What is required:
Return the listing word for word, as given.
• • • • •
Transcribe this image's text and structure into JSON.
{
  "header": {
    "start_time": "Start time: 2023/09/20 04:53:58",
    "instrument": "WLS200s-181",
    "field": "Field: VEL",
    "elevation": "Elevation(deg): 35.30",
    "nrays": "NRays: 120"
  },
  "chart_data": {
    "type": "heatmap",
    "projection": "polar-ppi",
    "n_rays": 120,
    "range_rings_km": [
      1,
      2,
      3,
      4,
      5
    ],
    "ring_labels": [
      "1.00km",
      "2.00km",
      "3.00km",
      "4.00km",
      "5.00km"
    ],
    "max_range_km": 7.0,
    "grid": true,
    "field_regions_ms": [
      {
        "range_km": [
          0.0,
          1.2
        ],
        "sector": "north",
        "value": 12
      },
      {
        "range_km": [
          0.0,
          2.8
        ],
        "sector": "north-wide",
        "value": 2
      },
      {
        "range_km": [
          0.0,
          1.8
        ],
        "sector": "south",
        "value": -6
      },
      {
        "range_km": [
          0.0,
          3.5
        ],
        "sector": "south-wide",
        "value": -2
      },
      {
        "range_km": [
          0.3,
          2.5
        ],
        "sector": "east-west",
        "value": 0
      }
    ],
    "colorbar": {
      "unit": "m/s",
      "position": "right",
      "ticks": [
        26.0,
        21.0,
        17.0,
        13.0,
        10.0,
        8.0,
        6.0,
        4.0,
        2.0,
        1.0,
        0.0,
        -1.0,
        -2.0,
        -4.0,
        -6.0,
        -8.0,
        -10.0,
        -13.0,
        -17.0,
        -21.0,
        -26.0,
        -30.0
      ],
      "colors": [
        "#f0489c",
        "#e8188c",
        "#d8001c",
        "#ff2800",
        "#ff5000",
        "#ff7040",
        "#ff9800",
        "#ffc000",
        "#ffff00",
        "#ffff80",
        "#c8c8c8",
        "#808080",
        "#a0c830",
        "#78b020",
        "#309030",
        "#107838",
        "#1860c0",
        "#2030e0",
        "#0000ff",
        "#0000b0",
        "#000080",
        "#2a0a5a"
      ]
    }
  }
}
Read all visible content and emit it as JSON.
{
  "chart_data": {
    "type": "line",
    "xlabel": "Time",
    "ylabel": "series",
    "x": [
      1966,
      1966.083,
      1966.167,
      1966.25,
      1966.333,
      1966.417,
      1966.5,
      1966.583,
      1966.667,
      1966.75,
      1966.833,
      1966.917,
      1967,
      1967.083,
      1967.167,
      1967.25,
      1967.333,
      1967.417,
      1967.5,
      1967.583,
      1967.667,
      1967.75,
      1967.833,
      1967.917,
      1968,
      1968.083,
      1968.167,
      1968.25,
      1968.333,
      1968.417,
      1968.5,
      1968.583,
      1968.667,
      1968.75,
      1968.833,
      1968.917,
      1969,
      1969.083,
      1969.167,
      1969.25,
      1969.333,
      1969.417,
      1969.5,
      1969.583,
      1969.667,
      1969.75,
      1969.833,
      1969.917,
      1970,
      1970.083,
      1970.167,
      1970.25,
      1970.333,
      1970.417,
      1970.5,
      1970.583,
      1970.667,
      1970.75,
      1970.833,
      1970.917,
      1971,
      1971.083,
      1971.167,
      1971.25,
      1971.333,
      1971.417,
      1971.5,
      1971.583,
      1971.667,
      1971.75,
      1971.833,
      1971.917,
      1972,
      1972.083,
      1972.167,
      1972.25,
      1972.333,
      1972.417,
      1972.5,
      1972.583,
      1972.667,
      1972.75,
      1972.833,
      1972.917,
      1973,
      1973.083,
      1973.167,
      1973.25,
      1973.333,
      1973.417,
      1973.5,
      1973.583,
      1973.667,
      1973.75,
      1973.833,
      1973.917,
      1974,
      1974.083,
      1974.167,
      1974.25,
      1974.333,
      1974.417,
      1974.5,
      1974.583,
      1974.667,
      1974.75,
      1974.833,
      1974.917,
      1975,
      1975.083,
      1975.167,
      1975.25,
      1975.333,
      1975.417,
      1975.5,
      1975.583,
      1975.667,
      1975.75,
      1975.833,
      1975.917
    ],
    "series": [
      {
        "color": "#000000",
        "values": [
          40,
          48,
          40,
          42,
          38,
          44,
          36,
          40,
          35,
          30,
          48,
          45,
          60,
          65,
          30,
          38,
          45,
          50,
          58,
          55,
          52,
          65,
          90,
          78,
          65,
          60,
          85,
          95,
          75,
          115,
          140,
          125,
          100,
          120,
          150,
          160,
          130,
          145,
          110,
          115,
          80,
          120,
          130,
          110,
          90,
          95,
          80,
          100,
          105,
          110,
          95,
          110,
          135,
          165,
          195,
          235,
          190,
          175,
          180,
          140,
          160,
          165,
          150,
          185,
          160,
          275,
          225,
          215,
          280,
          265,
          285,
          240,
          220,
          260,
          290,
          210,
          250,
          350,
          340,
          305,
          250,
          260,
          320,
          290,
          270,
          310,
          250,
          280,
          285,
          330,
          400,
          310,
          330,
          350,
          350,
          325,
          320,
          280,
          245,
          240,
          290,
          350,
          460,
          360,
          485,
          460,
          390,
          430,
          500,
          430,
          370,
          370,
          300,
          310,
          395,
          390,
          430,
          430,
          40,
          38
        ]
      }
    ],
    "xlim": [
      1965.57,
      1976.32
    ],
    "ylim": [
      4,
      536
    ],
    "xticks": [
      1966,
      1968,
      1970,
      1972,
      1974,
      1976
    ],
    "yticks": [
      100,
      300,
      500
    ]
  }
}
• • • • •
Written solution:
Transcribe this image's text and structure into JSON.
{
  "header": {
    "start_time": "Start time: 2023/09/20 04:53:58",
    "instrument": "WLS200s-181",
    "field": "Field: VEL",
    "elevation": "Elevation(deg): 35.30",
    "nrays": "NRays: 120"
  },
  "chart_data": {
    "type": "heatmap",
    "projection": "polar-ppi",
    "n_rays": 120,
    "range_rings_km": [
      1,
      2,
      3,
      4,
      5
    ],
    "ring_labels": [
      "1.00km",
      "2.00km",
      "3.00km",
      "4.00km",
      "5.00km"
    ],
    "max_range_km": 7.0,
    "grid": true,
    "field_regions_ms": [
      {
        "range_km": [
          0.0,
          1.2
        ],
        "sector": "north",
        "value": 12
      },
      {
        "range_km": [
          0.0,
          2.8
        ],
        "sector": "north-wide",
        "value": 2
      },
      {
        "range_km": [
          0.0,
          1.8
        ],
        "sector": "south",
        "value": -6
      },
      {
        "range_km": [
          0.0,
          3.5
        ],
        "sector": "south-wide",
        "value": -2
      },
      {
        "range_km": [
          0.3,
          2.5
        ],
        "sector": "east-west",
        "value": 0
      }
    ],
    "colorbar": {
      "unit": "m/s",
      "position": "right",
      "ticks": [
        26.0,
        21.0,
        17.0,
        13.0,
        10.0,
        8.0,
        6.0,
        4.0,
        2.0,
        1.0,
        0.0,
        -1.0,
        -2.0,
        -4.0,
        -6.0,
        -8.0,
        -10.0,
        -13.0,
        -17.0,
        -21.0,
        -26.0,
        -30.0
      ],
      "colors": [
        "#f0489c",
        "#e8188c",
        "#d8001c",
        "#ff2800",
        "#ff5000",
        "#ff7040",
        "#ff9800",
        "#ffc000",
        "#ffff00",
        "#ffff80",
        "#c8c8c8",
        "#808080",
        "#a0c830",
        "#78b020",
        "#309030",
        "#107838",
        "#1860c0",
        "#2030e0",
        "#0000ff",
        "#0000b0",
        "#000080",
        "#2a0a5a"
      ]
    }
  }
}
Read all visible content and emit it as JSON.
{
  "chart_data": {
    "type": "line",
    "xlabel": "Time",
    "ylabel": "series",
    "x": [
      1966,
      1966.083,
      1966.167,
      1966.25,
      1966.333,
      1966.417,
      1966.5,
      1966.583,
      1966.667,
      1966.75,
      1966.833,
      1966.917,
      1967,
      1967.083,
      1967.167,
      1967.25,
      1967.333,
      1967.417,
      1967.5,
      1967.583,
      1967.667,
      1967.75,
      1967.833,
      1967.917,
      1968,
      1968.083,
      1968.167,
      1968.25,
      1968.333,
      1968.417,
      1968.5,
      1968.583,
      1968.667,
      1968.75,
      1968.833,
      1968.917,
      1969,
      1969.083,
      1969.167,
      1969.25,
      1969.333,
      1969.417,
      1969.5,
      1969.583,
      1969.667,
      1969.75,
      1969.833,
      1969.917,
      1970,
      1970.083,
      1970.167,
      1970.25,
      1970.333,
      1970.417,
      1970.5,
      1970.583,
      1970.667,
      1970.75,
      1970.833,
      1970.917,
      1971,
      1971.083,
      1971.167,
      1971.25,
      1971.333,
      1971.417,
      1971.5,
      1971.583,
      1971.667,
      1971.75,
      1971.833,
      1971.917,
      1972,
      1972.083,
      1972.167,
      1972.25,
      1972.333,
      1972.417,
      1972.5,
      1972.583,
      1972.667,
      1972.75,
      1972.833,
      1972.917,
      1973,
      1973.083,
      1973.167,
      1973.25,
      1973.333,
      1973.417,
      1973.5,
      1973.583,
      1973.667,
      1973.75,
      1973.833,
      1973.917,
      1974,
      1974.083,
      1974.167,
      1974.25,
      1974.333,
      1974.417,
      1974.5,
      1974.583,
      1974.667,
      1974.75,
      1974.833,
      1974.917,
      1975,
      1975.083,
      1975.167,
      1975.25,
      1975.333,
      1975.417,
      1975.5,
      1975.583,
      1975.667,
      1975.75,
      1975.833,
      1975.917
    ],
    "series": [
      {
        "color": "#000000",
        "values": [
          40,
          48,
          40,
          42,
          38,
          44,
          36,
          40,
          35,
          30,
          48,
          45,
          60,
          65,
          30,
          38,
          45,
          50,
          58,
          55,
          52,
          65,
          90,
          78,
          65,
          60,
          85,
          95,
          75,
          115,
          140,
          125,
          100,
          120,
          150,
          160,
          130,
          145,
          110,
          115,
          80,
          120,
          130,
          110,
          90,
          95,
          80,
          100,
          105,
          110,
          95,
          110,
          135,
          165,
          195,
          235,
          190,
          175,
          180,
          140,
          160,
          165,
          150,
          185,
          160,
          275,
          225,
          215,
          280,
          265,
          285,
          240,
          220,
          260,
          290,
          210,
          250,
          350,
          340,
          305,
          250,
          260,
          320,
          290,
          270,
          310,
          250,
          280,
          285,
          330,
          400,
          310,
          330,
          350,
          350,
          325,
          320,
          280,
          245,
          240,
          290,
          350,
          460,
          360,
          485,
          460,
          390,
          430,
          500,
          430,
          370,
          370,
          300,
          310,
          395,
          390,
          430,
          430,
          40,
          38
        ]
      }
    ],
    "xlim": [
      1965.57,
      1976.32
    ],
    "ylim": [
      4,
      536
    ],
    "xticks": [
      1966,
      1968,
      1970,
      1972,
      1974,
      1976
    ],
    "yticks": [
      100,
      300,
      500
    ]
  }
}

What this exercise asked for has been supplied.